#### Exercise instructions
Looking at the entries below, state how many lines contain the word "Review". Give the number alone.

#### Input records
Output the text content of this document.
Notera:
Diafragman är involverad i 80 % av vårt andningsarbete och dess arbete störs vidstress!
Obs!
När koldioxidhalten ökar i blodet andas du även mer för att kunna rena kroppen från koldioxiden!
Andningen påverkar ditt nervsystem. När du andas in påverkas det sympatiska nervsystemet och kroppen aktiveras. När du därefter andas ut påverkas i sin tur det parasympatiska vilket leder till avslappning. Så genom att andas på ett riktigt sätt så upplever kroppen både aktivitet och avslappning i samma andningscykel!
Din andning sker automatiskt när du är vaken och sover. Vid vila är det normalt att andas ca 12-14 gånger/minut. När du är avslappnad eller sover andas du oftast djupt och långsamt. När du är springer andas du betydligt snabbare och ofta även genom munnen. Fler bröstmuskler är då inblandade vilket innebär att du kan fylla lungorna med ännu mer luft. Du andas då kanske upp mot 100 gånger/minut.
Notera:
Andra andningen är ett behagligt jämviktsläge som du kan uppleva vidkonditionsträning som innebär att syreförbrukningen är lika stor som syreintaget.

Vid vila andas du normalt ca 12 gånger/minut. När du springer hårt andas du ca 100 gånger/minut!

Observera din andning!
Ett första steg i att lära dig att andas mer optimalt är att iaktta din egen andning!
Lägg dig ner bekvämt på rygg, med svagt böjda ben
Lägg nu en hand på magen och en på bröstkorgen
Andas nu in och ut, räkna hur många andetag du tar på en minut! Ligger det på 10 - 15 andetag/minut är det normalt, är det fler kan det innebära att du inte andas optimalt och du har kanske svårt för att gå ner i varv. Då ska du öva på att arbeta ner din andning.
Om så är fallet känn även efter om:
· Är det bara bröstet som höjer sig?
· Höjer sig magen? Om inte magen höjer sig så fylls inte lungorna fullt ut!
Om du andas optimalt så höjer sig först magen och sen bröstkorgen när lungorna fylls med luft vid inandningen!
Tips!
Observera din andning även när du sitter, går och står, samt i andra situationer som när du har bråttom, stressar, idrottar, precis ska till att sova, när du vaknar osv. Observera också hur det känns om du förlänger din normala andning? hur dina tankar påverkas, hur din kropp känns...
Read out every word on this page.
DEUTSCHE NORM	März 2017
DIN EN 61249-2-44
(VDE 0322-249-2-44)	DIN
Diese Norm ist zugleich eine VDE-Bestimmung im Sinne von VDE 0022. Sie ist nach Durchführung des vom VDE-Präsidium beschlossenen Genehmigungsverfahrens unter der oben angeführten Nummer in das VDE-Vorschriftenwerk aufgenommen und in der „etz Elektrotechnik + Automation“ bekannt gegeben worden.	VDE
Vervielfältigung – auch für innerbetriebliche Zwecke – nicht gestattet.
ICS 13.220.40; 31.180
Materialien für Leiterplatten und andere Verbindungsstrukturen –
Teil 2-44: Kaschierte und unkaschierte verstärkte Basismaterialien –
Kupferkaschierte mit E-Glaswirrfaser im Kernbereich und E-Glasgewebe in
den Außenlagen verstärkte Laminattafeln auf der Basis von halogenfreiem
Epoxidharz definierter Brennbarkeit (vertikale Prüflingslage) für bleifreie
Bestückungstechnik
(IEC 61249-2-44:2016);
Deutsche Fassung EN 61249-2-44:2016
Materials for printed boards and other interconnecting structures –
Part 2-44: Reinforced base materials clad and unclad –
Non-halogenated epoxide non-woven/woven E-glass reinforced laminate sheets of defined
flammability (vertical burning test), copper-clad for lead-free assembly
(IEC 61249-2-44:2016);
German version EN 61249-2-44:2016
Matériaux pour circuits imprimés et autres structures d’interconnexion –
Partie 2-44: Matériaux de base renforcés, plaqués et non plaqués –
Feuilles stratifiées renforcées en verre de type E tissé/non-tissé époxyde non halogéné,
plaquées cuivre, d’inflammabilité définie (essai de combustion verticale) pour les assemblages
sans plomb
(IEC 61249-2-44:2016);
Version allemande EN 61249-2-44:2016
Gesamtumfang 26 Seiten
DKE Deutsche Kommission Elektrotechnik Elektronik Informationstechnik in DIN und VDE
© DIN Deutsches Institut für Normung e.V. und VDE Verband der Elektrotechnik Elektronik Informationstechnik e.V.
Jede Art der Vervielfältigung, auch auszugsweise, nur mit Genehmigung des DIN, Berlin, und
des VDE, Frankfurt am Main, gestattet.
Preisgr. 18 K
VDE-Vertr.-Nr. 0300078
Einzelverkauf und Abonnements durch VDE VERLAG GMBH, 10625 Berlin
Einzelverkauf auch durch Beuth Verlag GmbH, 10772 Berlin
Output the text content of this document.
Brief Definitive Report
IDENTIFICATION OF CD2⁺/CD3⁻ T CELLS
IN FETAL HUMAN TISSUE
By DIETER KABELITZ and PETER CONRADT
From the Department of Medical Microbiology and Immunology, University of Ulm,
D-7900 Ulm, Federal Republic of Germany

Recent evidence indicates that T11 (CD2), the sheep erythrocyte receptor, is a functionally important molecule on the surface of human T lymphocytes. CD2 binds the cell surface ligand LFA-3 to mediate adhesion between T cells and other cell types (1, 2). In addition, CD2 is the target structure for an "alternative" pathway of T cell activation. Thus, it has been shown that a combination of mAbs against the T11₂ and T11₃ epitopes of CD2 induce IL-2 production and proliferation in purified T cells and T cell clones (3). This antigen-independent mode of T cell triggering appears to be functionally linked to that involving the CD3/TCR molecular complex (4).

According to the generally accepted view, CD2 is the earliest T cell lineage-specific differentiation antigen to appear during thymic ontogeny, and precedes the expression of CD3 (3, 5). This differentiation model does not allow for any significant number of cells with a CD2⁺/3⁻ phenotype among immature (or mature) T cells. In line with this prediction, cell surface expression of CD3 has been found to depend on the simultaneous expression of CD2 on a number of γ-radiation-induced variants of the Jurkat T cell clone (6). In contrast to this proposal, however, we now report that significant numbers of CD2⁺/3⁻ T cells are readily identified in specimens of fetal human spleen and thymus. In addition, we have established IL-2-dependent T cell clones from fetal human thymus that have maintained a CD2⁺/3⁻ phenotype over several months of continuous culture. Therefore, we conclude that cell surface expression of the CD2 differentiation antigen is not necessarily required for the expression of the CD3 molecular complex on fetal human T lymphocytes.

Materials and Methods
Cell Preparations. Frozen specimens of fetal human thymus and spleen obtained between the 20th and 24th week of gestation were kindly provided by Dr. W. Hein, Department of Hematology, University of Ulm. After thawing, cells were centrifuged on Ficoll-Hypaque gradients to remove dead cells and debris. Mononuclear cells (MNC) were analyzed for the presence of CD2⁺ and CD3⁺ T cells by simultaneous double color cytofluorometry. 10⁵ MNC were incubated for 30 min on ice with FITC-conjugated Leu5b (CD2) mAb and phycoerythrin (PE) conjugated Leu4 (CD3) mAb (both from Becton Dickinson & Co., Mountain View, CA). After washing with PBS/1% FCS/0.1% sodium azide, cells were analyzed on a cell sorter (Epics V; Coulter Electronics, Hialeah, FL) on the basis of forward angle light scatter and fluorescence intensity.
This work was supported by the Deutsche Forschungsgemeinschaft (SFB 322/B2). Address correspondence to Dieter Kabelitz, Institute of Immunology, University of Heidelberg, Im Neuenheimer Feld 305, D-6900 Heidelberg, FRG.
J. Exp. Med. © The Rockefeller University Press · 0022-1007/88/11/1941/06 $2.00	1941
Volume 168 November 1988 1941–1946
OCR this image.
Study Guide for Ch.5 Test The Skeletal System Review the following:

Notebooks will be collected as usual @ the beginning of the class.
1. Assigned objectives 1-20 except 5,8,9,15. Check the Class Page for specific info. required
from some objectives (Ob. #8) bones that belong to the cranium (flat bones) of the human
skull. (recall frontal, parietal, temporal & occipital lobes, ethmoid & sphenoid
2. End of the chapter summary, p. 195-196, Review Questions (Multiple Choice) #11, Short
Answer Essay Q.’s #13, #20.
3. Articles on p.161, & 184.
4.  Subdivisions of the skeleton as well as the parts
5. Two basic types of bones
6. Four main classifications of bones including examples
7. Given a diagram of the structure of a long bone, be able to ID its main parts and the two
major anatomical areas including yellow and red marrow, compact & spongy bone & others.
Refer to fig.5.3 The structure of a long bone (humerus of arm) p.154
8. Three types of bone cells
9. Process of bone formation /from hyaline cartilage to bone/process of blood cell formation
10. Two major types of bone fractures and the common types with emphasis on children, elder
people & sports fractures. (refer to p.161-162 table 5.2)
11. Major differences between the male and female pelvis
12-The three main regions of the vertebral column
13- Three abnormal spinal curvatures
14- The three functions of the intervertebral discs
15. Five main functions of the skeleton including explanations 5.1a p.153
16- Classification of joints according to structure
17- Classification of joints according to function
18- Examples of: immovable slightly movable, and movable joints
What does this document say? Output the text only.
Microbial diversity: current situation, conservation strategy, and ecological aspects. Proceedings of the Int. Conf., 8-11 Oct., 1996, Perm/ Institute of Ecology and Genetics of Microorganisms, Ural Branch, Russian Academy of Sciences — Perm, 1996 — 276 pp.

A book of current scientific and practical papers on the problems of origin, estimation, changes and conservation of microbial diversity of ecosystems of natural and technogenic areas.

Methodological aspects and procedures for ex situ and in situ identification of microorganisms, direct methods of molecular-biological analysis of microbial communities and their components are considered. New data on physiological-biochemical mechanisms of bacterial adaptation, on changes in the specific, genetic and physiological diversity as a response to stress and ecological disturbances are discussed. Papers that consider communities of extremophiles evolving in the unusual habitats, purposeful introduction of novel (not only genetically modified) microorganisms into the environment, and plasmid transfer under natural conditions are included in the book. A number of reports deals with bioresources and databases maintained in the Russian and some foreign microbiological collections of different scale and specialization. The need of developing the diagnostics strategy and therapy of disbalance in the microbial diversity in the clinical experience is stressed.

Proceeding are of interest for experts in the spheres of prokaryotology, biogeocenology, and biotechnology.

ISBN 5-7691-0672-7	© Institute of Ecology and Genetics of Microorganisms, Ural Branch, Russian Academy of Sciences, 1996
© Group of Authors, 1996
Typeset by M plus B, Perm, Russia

#### Answer to this exercise
2